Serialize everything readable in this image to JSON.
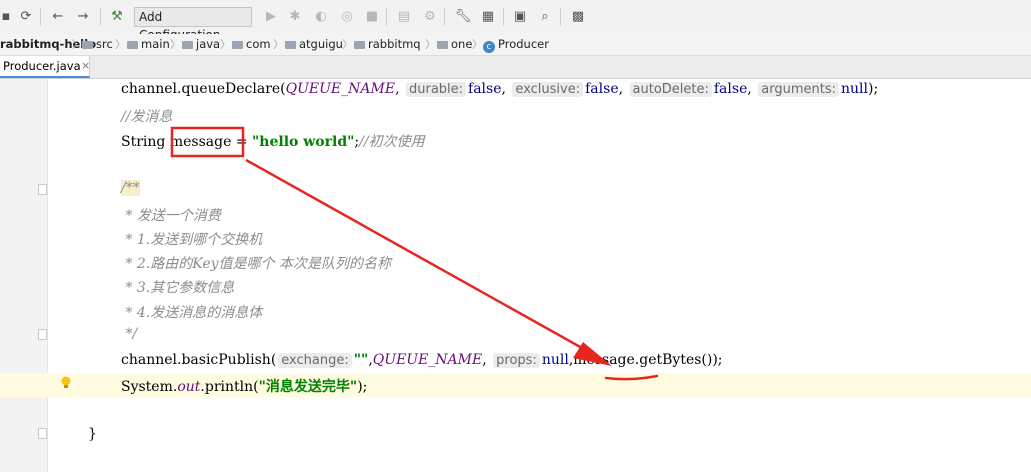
{
  "toolbar": {
    "run_config": "Add Configuration...",
    "icons": [
      "save-icon",
      "sync-icon",
      "back-icon",
      "forward-icon",
      "build-hammer-icon",
      "run-icon",
      "debug-icon",
      "coverage-icon",
      "profile-icon",
      "stop-icon",
      "update-icon",
      "attach-icon",
      "settings-wrench-icon",
      "project-structure-icon",
      "terminal-icon",
      "search-icon",
      "vcs-icon"
    ]
  },
  "breadcrumbs": [
    "rabbitmq-hello",
    "src",
    "main",
    "java",
    "com",
    "atguigu",
    "rabbitmq",
    "one",
    "Producer"
  ],
  "tab": {
    "label": "Producer.java"
  },
  "code": {
    "l1_a": "channel.queueDeclare(",
    "l1_queue": "QUEUE_NAME",
    "l1_h1": "durable:",
    "l1_v1": "false",
    "l1_h2": "exclusive:",
    "l1_v2": "false",
    "l1_h3": "autoDelete:",
    "l1_v3": "false",
    "l1_h4": "arguments:",
    "l1_v4": "null",
    "l1_end": ");",
    "l2": "//发消息",
    "l3_a": "String ",
    "l3_var": "message",
    "l3_eq": " = ",
    "l3_str": "\"hello world\"",
    "l3_semi": ";",
    "l3_cmt": "//初次使用",
    "d1": "/**",
    "d2": " * 发送一个消费",
    "d3": " * 1.发送到哪个交换机",
    "d4": " * 2.路由的Key值是哪个 本次是队列的名称",
    "d5": " * 3.其它参数信息",
    "d6": " * 4.发送消息的消息体",
    "d7": " */",
    "p_a": "channel.basicPublish(",
    "p_h1": "exchange:",
    "p_v1": "\"\"",
    "p_comma": ",",
    "p_queue": "QUEUE_NAME",
    "p_h2": "props:",
    "p_v2": "null",
    "p_msg": "message",
    "p_end": ".getBytes());",
    "s_a": "System.",
    "s_out": "out",
    "s_b": ".println(",
    "s_str": "\"消息发送完毕\"",
    "s_end": ");",
    "brace": "}"
  },
  "colors": {
    "annotation": "#e8261f",
    "string": "#008000",
    "constant": "#660e7a",
    "comment": "#8c8c8c",
    "current_line": "#fffbe1"
  }
}
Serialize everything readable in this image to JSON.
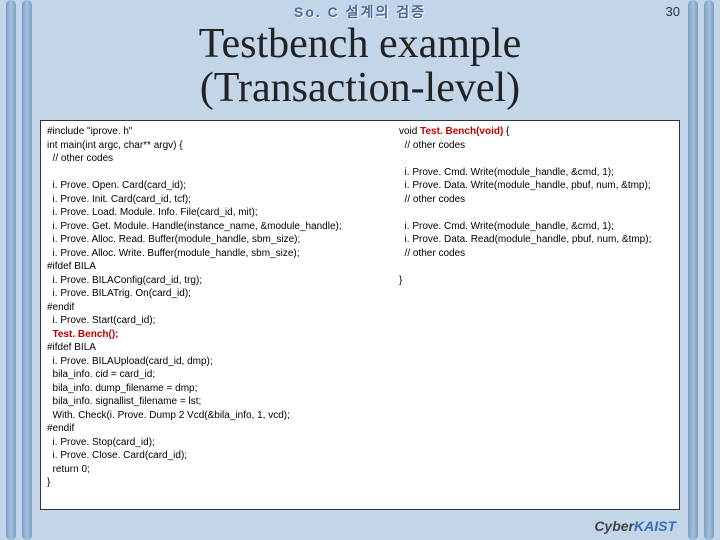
{
  "page_number": "30",
  "header_top": "So. C  설계의  검증",
  "title_line1": "Testbench example",
  "title_line2": "(Transaction-level)",
  "code_left": {
    "l01": "#include \"iprove. h\"",
    "l02": "int main(int argc, char** argv) {",
    "l03": "  // other codes",
    "l04": "",
    "l05": "  i. Prove. Open. Card(card_id);",
    "l06": "  i. Prove. Init. Card(card_id, tcf);",
    "l07": "  i. Prove. Load. Module. Info. File(card_id, mit);",
    "l08": "  i. Prove. Get. Module. Handle(instance_name, &module_handle);",
    "l09": "  i. Prove. Alloc. Read. Buffer(module_handle, sbm_size);",
    "l10": "  i. Prove. Alloc. Write. Buffer(module_handle, sbm_size);",
    "l11": "#ifdef BILA",
    "l12": "  i. Prove. BILAConfig(card_id, trg);",
    "l13": "  i. Prove. BILATrig. On(card_id);",
    "l14": "#endif",
    "l15": "  i. Prove. Start(card_id);",
    "l16_red": "  Test. Bench();",
    "l17": "#ifdef BILA",
    "l18": "  i. Prove. BILAUpload(card_id, dmp);",
    "l19": "  bila_info. cid = card_id;",
    "l20": "  bila_info. dump_filename = dmp;",
    "l21": "  bila_info. signallist_filename = lst;",
    "l22": "  With. Check(i. Prove. Dump 2 Vcd(&bila_info, 1, vcd);",
    "l23": "#endif",
    "l24": "  i. Prove. Stop(card_id);",
    "l25": "  i. Prove. Close. Card(card_id);",
    "l26": "  return 0;",
    "l27": "}"
  },
  "code_right": {
    "r01a": "void ",
    "r01b_red": "Test. Bench(void)",
    "r01c": " {",
    "r02": "  // other codes",
    "r03": "",
    "r04": "  i. Prove. Cmd. Write(module_handle, &cmd, 1);",
    "r05": "  i. Prove. Data. Write(module_handle, pbuf, num, &tmp);",
    "r06": "  // other codes",
    "r07": "",
    "r08": "  i. Prove. Cmd. Write(module_handle, &cmd, 1);",
    "r09": "  i. Prove. Data. Read(module_handle, pbuf, num, &tmp);",
    "r10": "  // other codes",
    "r11": "",
    "r12": "}"
  },
  "footer": {
    "cyber": "Cyber",
    "kaist": "KAIST"
  }
}
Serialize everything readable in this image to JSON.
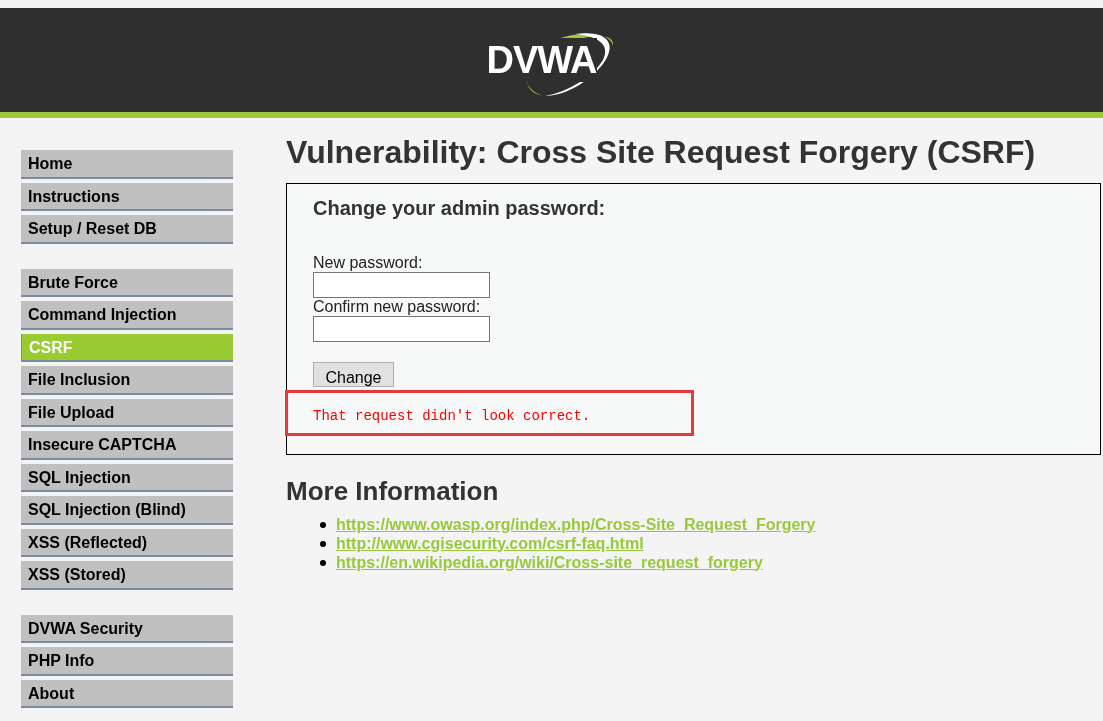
{
  "header": {
    "logo_text": "DVWA"
  },
  "menu": {
    "groups": [
      {
        "items": [
          {
            "label": "Home",
            "selected": false
          },
          {
            "label": "Instructions",
            "selected": false
          },
          {
            "label": "Setup / Reset DB",
            "selected": false
          }
        ]
      },
      {
        "items": [
          {
            "label": "Brute Force",
            "selected": false
          },
          {
            "label": "Command Injection",
            "selected": false
          },
          {
            "label": "CSRF",
            "selected": true
          },
          {
            "label": "File Inclusion",
            "selected": false
          },
          {
            "label": "File Upload",
            "selected": false
          },
          {
            "label": "Insecure CAPTCHA",
            "selected": false
          },
          {
            "label": "SQL Injection",
            "selected": false
          },
          {
            "label": "SQL Injection (Blind)",
            "selected": false
          },
          {
            "label": "XSS (Reflected)",
            "selected": false
          },
          {
            "label": "XSS (Stored)",
            "selected": false
          }
        ]
      },
      {
        "items": [
          {
            "label": "DVWA Security",
            "selected": false
          },
          {
            "label": "PHP Info",
            "selected": false
          },
          {
            "label": "About",
            "selected": false
          }
        ]
      }
    ]
  },
  "page_title": "Vulnerability: Cross Site Request Forgery (CSRF)",
  "form": {
    "title": "Change your admin password:",
    "fields": [
      {
        "label": "New password:"
      },
      {
        "label": "Confirm new password:"
      }
    ],
    "button": "Change",
    "message": "That request didn't look correct."
  },
  "more_info": {
    "title": "More Information",
    "links": [
      "https://www.owasp.org/index.php/Cross-Site_Request_Forgery",
      "http://www.cgisecurity.com/csrf-faq.html",
      "https://en.wikipedia.org/wiki/Cross-site_request_forgery"
    ]
  }
}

::::

__WRITTEN PROBLEM__: Leave out the pictures and transcribe everything else exactly.

__SOLUTION__:
Serialize everything readable in this image to JSON.
{
  "toolbar": {
    "run_config": "Add Configuration...",
    "icons": [
      "save-icon",
      "sync-icon",
      "back-icon",
      "forward-icon",
      "build-hammer-icon",
      "run-icon",
      "debug-icon",
      "coverage-icon",
      "profile-icon",
      "stop-icon",
      "update-icon",
      "attach-icon",
      "settings-wrench-icon",
      "project-structure-icon",
      "terminal-icon",
      "search-icon",
      "vcs-icon"
    ]
  },
  "breadcrumbs": [
    "rabbitmq-hello",
    "src",
    "main",
    "java",
    "com",
    "atguigu",
    "rabbitmq",
    "one",
    "Producer"
  ],
  "tab": {
    "label": "Producer.java"
  },
  "code": {
    "l1_a": "channel.queueDeclare(",
    "l1_queue": "QUEUE_NAME",
    "l1_h1": "durable:",
    "l1_v1": "false",
    "l1_h2": "exclusive:",
    "l1_v2": "false",
    "l1_h3": "autoDelete:",
    "l1_v3": "false",
    "l1_h4": "arguments:",
    "l1_v4": "null",
    "l1_end": ");",
    "l2": "//发消息",
    "l3_a": "String ",
    "l3_var": "message",
    "l3_eq": " = ",
    "l3_str": "\"hello world\"",
    "l3_semi": ";",
    "l3_cmt": "//初次使用",
    "d1": "/**",
    "d2": " * 发送一个消费",
    "d3": " * 1.发送到哪个交换机",
    "d4": " * 2.路由的Key值是哪个 本次是队列的名称",
    "d5": " * 3.其它参数信息",
    "d6": " * 4.发送消息的消息体",
    "d7": " */",
    "p_a": "channel.basicPublish(",
    "p_h1": "exchange:",
    "p_v1": "\"\"",
    "p_comma": ",",
    "p_queue": "QUEUE_NAME",
    "p_h2": "props:",
    "p_v2": "null",
    "p_msg": "message",
    "p_end": ".getBytes());",
    "s_a": "System.",
    "s_out": "out",
    "s_b": ".println(",
    "s_str": "\"消息发送完毕\"",
    "s_end": ");",
    "brace": "}"
  },
  "colors": {
    "annotation": "#e8261f",
    "string": "#008000",
    "constant": "#660e7a",
    "comment": "#8c8c8c",
    "current_line": "#fffbe1"
  }
}
Serialize everything readable in this image to JSON.
{
  "page_number": "30",
  "header_top": "So. C  설계의  검증",
  "title_line1": "Testbench example",
  "title_line2": "(Transaction-level)",
  "code_left": {
    "l01": "#include \"iprove. h\"",
    "l02": "int main(int argc, char** argv) {",
    "l03": "  // other codes",
    "l04": "",
    "l05": "  i. Prove. Open. Card(card_id);",
    "l06": "  i. Prove. Init. Card(card_id, tcf);",
    "l07": "  i. Prove. Load. Module. Info. File(card_id, mit);",
    "l08": "  i. Prove. Get. Module. Handle(instance_name, &module_handle);",
    "l09": "  i. Prove. Alloc. Read. Buffer(module_handle, sbm_size);",
    "l10": "  i. Prove. Alloc. Write. Buffer(module_handle, sbm_size);",
    "l11": "#ifdef BILA",
    "l12": "  i. Prove. BILAConfig(card_id, trg);",
    "l13": "  i. Prove. BILATrig. On(card_id);",
    "l14": "#endif",
    "l15": "  i. Prove. Start(card_id);",
    "l16_red": "  Test. Bench();",
    "l17": "#ifdef BILA",
    "l18": "  i. Prove. BILAUpload(card_id, dmp);",
    "l19": "  bila_info. cid = card_id;",
    "l20": "  bila_info. dump_filename = dmp;",
    "l21": "  bila_info. signallist_filename = lst;",
    "l22": "  With. Check(i. Prove. Dump 2 Vcd(&bila_info, 1, vcd);",
    "l23": "#endif",
    "l24": "  i. Prove. Stop(card_id);",
    "l25": "  i. Prove. Close. Card(card_id);",
    "l26": "  return 0;",
    "l27": "}"
  },
  "code_right": {
    "r01a": "void ",
    "r01b_red": "Test. Bench(void)",
    "r01c": " {",
    "r02": "  // other codes",
    "r03": "",
    "r04": "  i. Prove. Cmd. Write(module_handle, &cmd, 1);",
    "r05": "  i. Prove. Data. Write(module_handle, pbuf, num, &tmp);",
    "r06": "  // other codes",
    "r07": "",
    "r08": "  i. Prove. Cmd. Write(module_handle, &cmd, 1);",
    "r09": "  i. Prove. Data. Read(module_handle, pbuf, num, &tmp);",
    "r10": "  // other codes",
    "r11": "",
    "r12": "}"
  },
  "footer": {
    "cyber": "Cyber",
    "kaist": "KAIST"
  }
}
Serialize everything readable in this image to JSON.
{
  "header": {
    "logo_text": "DVWA"
  },
  "menu": {
    "groups": [
      {
        "items": [
          {
            "label": "Home",
            "selected": false
          },
          {
            "label": "Instructions",
            "selected": false
          },
          {
            "label": "Setup / Reset DB",
            "selected": false
          }
        ]
      },
      {
        "items": [
          {
            "label": "Brute Force",
            "selected": false
          },
          {
            "label": "Command Injection",
            "selected": false
          },
          {
            "label": "CSRF",
            "selected": true
          },
          {
            "label": "File Inclusion",
            "selected": false
          },
          {
            "label": "File Upload",
            "selected": false
          },
          {
            "label": "Insecure CAPTCHA",
            "selected": false
          },
          {
            "label": "SQL Injection",
            "selected": false
          },
          {
            "label": "SQL Injection (Blind)",
            "selected": false
          },
          {
            "label": "XSS (Reflected)",
            "selected": false
          },
          {
            "label": "XSS (Stored)",
            "selected": false
          }
        ]
      },
      {
        "items": [
          {
            "label": "DVWA Security",
            "selected": false
          },
          {
            "label": "PHP Info",
            "selected": false
          },
          {
            "label": "About",
            "selected": false
          }
        ]
      }
    ]
  },
  "page_title": "Vulnerability: Cross Site Request Forgery (CSRF)",
  "form": {
    "title": "Change your admin password:",
    "fields": [
      {
        "label": "New password:"
      },
      {
        "label": "Confirm new password:"
      }
    ],
    "button": "Change",
    "message": "That request didn't look correct."
  },
  "more_info": {
    "title": "More Information",
    "links": [
      "https://www.owasp.org/index.php/Cross-Site_Request_Forgery",
      "http://www.cgisecurity.com/csrf-faq.html",
      "https://en.wikipedia.org/wiki/Cross-site_request_forgery"
    ]
  }
}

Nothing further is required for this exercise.